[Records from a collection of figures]
'''

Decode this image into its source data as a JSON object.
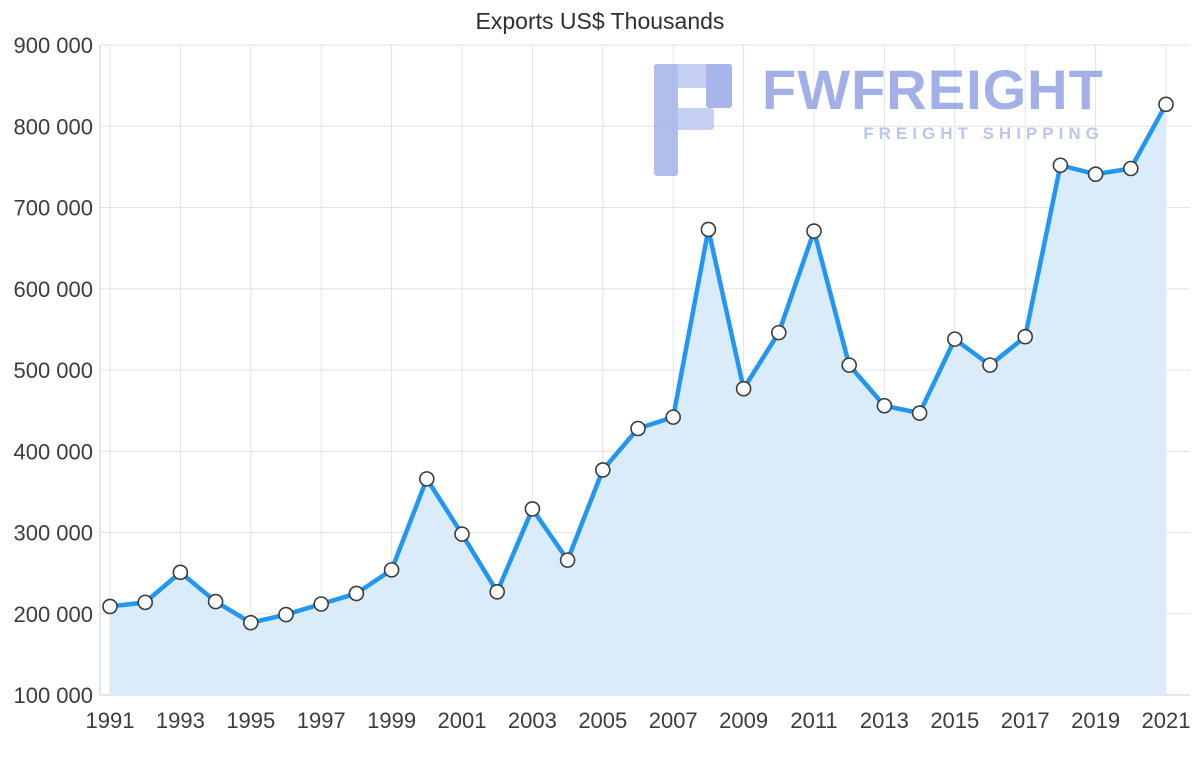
{
  "chart_data": {
    "type": "area",
    "title": "Exports US$ Thousands",
    "xlabel": "",
    "ylabel": "",
    "x": [
      1991,
      1992,
      1993,
      1994,
      1995,
      1996,
      1997,
      1998,
      1999,
      2000,
      2001,
      2002,
      2003,
      2004,
      2005,
      2006,
      2007,
      2008,
      2009,
      2010,
      2011,
      2012,
      2013,
      2014,
      2015,
      2016,
      2017,
      2018,
      2019,
      2020,
      2021
    ],
    "series": [
      {
        "name": "Exports",
        "values": [
          209000,
          214000,
          251000,
          215000,
          189000,
          199000,
          212000,
          225000,
          254000,
          366000,
          298000,
          227000,
          329000,
          266000,
          377000,
          428000,
          442000,
          673000,
          477000,
          546000,
          671000,
          506000,
          456000,
          447000,
          538000,
          506000,
          541000,
          752000,
          741000,
          748000,
          827000
        ]
      }
    ],
    "xticks": [
      1991,
      1993,
      1995,
      1997,
      1999,
      2001,
      2003,
      2005,
      2007,
      2009,
      2011,
      2013,
      2015,
      2017,
      2019,
      2021
    ],
    "ylim": [
      100000,
      900000
    ],
    "ytick_step": 100000,
    "grid": true,
    "legend": "none",
    "colors": {
      "line": "#2196f3",
      "fill": "#daebfa",
      "marker_fill": "#ffffff",
      "marker_stroke": "#3b3b3b",
      "grid": "#e4e4e4",
      "axis": "#cccccc",
      "tick_text": "#3c3c3c",
      "title_text": "#2f2f2f"
    }
  },
  "watermark": {
    "brand": "FWFREIGHT",
    "subtitle": "FREIGHT SHIPPING",
    "brand_color": "#8a9be2",
    "subtitle_color": "#a9b6ea"
  }
}
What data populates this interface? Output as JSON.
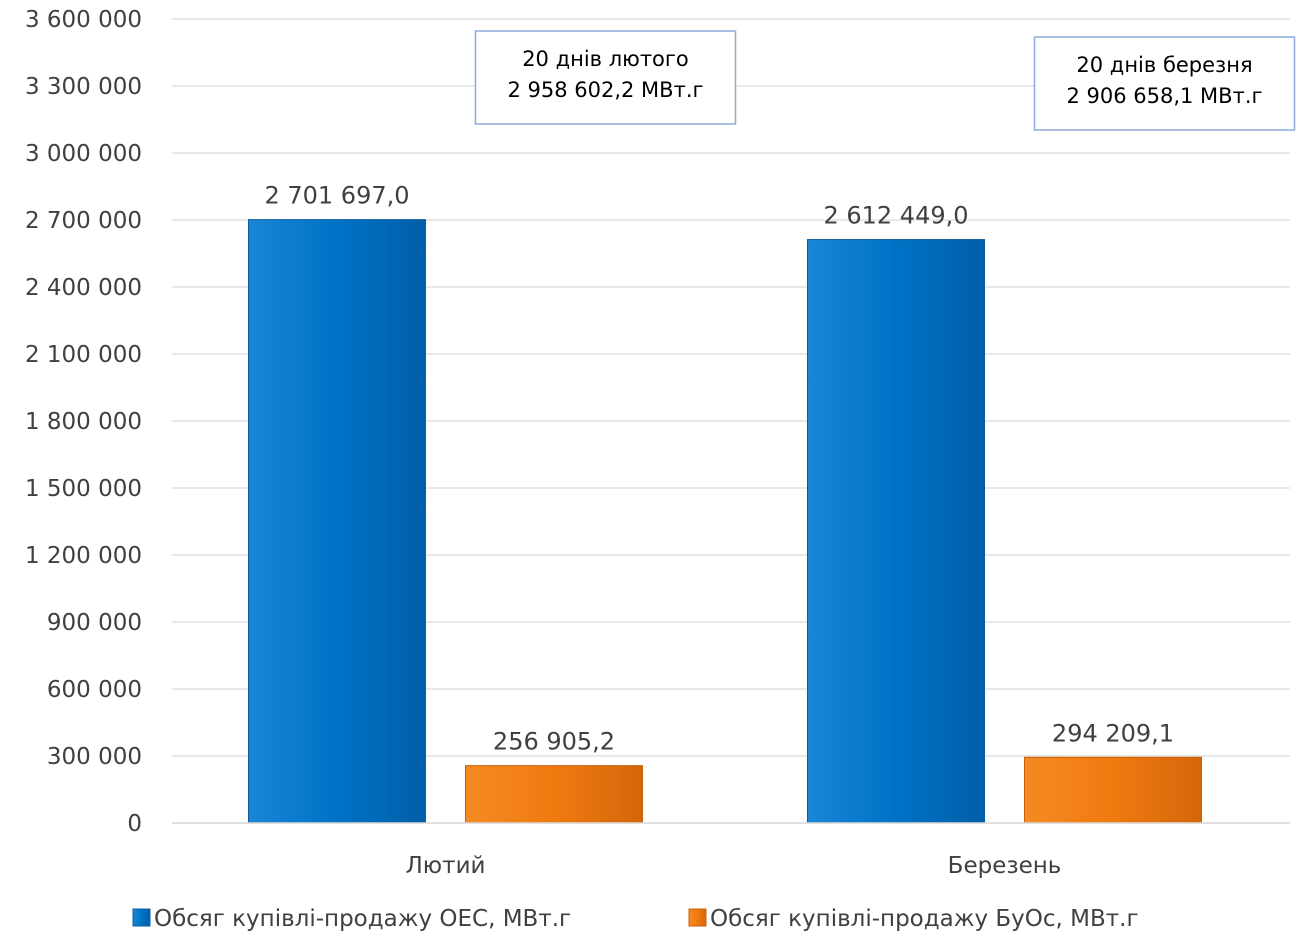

'''

● **What you are asked to do**: Pictures in the records above are not copied; print everything else exactly.

● **Response to this exercise**:
Decode this image into its source data as a JSON object.
{
  "chart_data": {
    "type": "area",
    "title": "Exports US$ Thousands",
    "xlabel": "",
    "ylabel": "",
    "x": [
      1991,
      1992,
      1993,
      1994,
      1995,
      1996,
      1997,
      1998,
      1999,
      2000,
      2001,
      2002,
      2003,
      2004,
      2005,
      2006,
      2007,
      2008,
      2009,
      2010,
      2011,
      2012,
      2013,
      2014,
      2015,
      2016,
      2017,
      2018,
      2019,
      2020,
      2021
    ],
    "series": [
      {
        "name": "Exports",
        "values": [
          209000,
          214000,
          251000,
          215000,
          189000,
          199000,
          212000,
          225000,
          254000,
          366000,
          298000,
          227000,
          329000,
          266000,
          377000,
          428000,
          442000,
          673000,
          477000,
          546000,
          671000,
          506000,
          456000,
          447000,
          538000,
          506000,
          541000,
          752000,
          741000,
          748000,
          827000
        ]
      }
    ],
    "xticks": [
      1991,
      1993,
      1995,
      1997,
      1999,
      2001,
      2003,
      2005,
      2007,
      2009,
      2011,
      2013,
      2015,
      2017,
      2019,
      2021
    ],
    "ylim": [
      100000,
      900000
    ],
    "ytick_step": 100000,
    "grid": true,
    "legend": "none",
    "colors": {
      "line": "#2196f3",
      "fill": "#daebfa",
      "marker_fill": "#ffffff",
      "marker_stroke": "#3b3b3b",
      "grid": "#e4e4e4",
      "axis": "#cccccc",
      "tick_text": "#3c3c3c",
      "title_text": "#2f2f2f"
    }
  },
  "watermark": {
    "brand": "FWFREIGHT",
    "subtitle": "FREIGHT SHIPPING",
    "brand_color": "#8a9be2",
    "subtitle_color": "#a9b6ea"
  }
}
What data populates this interface? Output as JSON.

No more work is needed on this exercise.